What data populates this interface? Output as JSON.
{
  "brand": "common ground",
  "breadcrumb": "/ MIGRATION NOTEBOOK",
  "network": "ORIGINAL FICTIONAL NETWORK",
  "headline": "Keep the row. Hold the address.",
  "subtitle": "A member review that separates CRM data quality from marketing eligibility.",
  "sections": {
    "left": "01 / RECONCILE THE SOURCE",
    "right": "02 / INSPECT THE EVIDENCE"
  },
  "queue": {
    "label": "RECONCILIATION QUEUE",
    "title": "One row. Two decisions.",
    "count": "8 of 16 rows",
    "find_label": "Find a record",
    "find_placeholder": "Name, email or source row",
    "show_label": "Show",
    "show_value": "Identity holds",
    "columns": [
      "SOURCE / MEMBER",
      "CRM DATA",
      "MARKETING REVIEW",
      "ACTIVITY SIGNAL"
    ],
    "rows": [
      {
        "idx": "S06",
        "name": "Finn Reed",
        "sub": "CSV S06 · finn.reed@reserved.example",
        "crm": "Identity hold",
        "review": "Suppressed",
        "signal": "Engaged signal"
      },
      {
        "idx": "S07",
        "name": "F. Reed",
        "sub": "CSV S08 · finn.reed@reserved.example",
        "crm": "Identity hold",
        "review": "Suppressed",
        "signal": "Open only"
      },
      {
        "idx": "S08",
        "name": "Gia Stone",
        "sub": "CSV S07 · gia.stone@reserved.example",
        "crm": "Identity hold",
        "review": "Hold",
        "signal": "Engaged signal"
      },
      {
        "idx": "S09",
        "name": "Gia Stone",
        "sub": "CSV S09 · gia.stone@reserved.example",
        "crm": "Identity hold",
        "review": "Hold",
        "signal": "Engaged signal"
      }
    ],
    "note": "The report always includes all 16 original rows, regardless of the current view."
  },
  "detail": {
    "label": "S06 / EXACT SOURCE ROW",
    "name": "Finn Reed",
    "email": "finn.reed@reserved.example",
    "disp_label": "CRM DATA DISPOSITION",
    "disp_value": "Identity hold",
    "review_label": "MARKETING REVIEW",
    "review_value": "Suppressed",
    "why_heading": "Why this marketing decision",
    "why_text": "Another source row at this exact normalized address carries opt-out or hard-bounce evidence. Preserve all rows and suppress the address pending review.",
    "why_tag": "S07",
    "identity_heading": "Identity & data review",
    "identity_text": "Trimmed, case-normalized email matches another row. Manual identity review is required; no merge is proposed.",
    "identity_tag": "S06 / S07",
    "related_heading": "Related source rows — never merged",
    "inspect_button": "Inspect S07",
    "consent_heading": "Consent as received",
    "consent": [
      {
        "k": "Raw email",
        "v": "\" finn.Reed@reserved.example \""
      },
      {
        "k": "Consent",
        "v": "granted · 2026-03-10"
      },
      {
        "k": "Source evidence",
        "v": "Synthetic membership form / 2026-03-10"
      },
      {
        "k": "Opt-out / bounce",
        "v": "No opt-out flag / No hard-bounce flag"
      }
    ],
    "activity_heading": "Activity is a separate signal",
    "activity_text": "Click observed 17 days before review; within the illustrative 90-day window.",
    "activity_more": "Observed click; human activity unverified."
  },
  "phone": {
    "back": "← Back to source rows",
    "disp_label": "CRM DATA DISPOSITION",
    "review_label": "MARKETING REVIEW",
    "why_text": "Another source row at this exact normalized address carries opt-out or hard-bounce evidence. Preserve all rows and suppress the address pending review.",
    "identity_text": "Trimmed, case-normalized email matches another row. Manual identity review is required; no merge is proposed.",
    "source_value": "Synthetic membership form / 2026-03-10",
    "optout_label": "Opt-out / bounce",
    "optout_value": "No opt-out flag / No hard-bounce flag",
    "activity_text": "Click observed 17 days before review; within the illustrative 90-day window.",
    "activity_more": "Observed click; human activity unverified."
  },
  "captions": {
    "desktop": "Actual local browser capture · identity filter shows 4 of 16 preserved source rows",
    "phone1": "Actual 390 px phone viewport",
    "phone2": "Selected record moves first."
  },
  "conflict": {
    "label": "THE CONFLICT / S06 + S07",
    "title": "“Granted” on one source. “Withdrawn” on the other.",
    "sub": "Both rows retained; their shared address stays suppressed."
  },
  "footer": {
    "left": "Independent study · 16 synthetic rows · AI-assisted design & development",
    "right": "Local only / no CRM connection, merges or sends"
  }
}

Exercise instructions
Each record above should be returned exactly as it appears.

Response to the exercise
What data populates this interface? Output as JSON.
{
  "brand": "common ground",
  "breadcrumb": "/ MIGRATION NOTEBOOK",
  "network": "ORIGINAL FICTIONAL NETWORK",
  "headline": "Keep the row. Hold the address.",
  "subtitle": "A member review that separates CRM data quality from marketing eligibility.",
  "sections": {
    "left": "01 / RECONCILE THE SOURCE",
    "right": "02 / INSPECT THE EVIDENCE"
  },
  "queue": {
    "label": "RECONCILIATION QUEUE",
    "title": "One row. Two decisions.",
    "count": "8 of 16 rows",
    "find_label": "Find a record",
    "find_placeholder": "Name, email or source row",
    "show_label": "Show",
    "show_value": "Identity holds",
    "columns": [
      "SOURCE / MEMBER",
      "CRM DATA",
      "MARKETING REVIEW",
      "ACTIVITY SIGNAL"
    ],
    "rows": [
      {
        "idx": "S06",
        "name": "Finn Reed",
        "sub": "CSV S06 · finn.reed@reserved.example",
        "crm": "Identity hold",
        "review": "Suppressed",
        "signal": "Engaged signal"
      },
      {
        "idx": "S07",
        "name": "F. Reed",
        "sub": "CSV S08 · finn.reed@reserved.example",
        "crm": "Identity hold",
        "review": "Suppressed",
        "signal": "Open only"
      },
      {
        "idx": "S08",
        "name": "Gia Stone",
        "sub": "CSV S07 · gia.stone@reserved.example",
        "crm": "Identity hold",
        "review": "Hold",
        "signal": "Engaged signal"
      },
      {
        "idx": "S09",
        "name": "Gia Stone",
        "sub": "CSV S09 · gia.stone@reserved.example",
        "crm": "Identity hold",
        "review": "Hold",
        "signal": "Engaged signal"
      }
    ],
    "note": "The report always includes all 16 original rows, regardless of the current view."
  },
  "detail": {
    "label": "S06 / EXACT SOURCE ROW",
    "name": "Finn Reed",
    "email": "finn.reed@reserved.example",
    "disp_label": "CRM DATA DISPOSITION",
    "disp_value": "Identity hold",
    "review_label": "MARKETING REVIEW",
    "review_value": "Suppressed",
    "why_heading": "Why this marketing decision",
    "why_text": "Another source row at this exact normalized address carries opt-out or hard-bounce evidence. Preserve all rows and suppress the address pending review.",
    "why_tag": "S07",
    "identity_heading": "Identity & data review",
    "identity_text": "Trimmed, case-normalized email matches another row. Manual identity review is required; no merge is proposed.",
    "identity_tag": "S06 / S07",
    "related_heading": "Related source rows — never merged",
    "inspect_button": "Inspect S07",
    "consent_heading": "Consent as received",
    "consent": [
      {
        "k": "Raw email",
        "v": "\" finn.Reed@reserved.example \""
      },
      {
        "k": "Consent",
        "v": "granted · 2026-03-10"
      },
      {
        "k": "Source evidence",
        "v": "Synthetic membership form / 2026-03-10"
      },
      {
        "k": "Opt-out / bounce",
        "v": "No opt-out flag / No hard-bounce flag"
      }
    ],
    "activity_heading": "Activity is a separate signal",
    "activity_text": "Click observed 17 days before review; within the illustrative 90-day window.",
    "activity_more": "Observed click; human activity unverified."
  },
  "phone": {
    "back": "← Back to source rows",
    "disp_label": "CRM DATA DISPOSITION",
    "review_label": "MARKETING REVIEW",
    "why_text": "Another source row at this exact normalized address carries opt-out or hard-bounce evidence. Preserve all rows and suppress the address pending review.",
    "identity_text": "Trimmed, case-normalized email matches another row. Manual identity review is required; no merge is proposed.",
    "source_value": "Synthetic membership form / 2026-03-10",
    "optout_label": "Opt-out / bounce",
    "optout_value": "No opt-out flag / No hard-bounce flag",
    "activity_text": "Click observed 17 days before review; within the illustrative 90-day window.",
    "activity_more": "Observed click; human activity unverified."
  },
  "captions": {
    "desktop": "Actual local browser capture · identity filter shows 4 of 16 preserved source rows",
    "phone1": "Actual 390 px phone viewport",
    "phone2": "Selected record moves first."
  },
  "conflict": {
    "label": "THE CONFLICT / S06 + S07",
    "title": "“Granted” on one source. “Withdrawn” on the other.",
    "sub": "Both rows retained; their shared address stays suppressed."
  },
  "footer": {
    "left": "Independent study · 16 synthetic rows · AI-assisted design & development",
    "right": "Local only / no CRM connection, merges or sends"
  }
}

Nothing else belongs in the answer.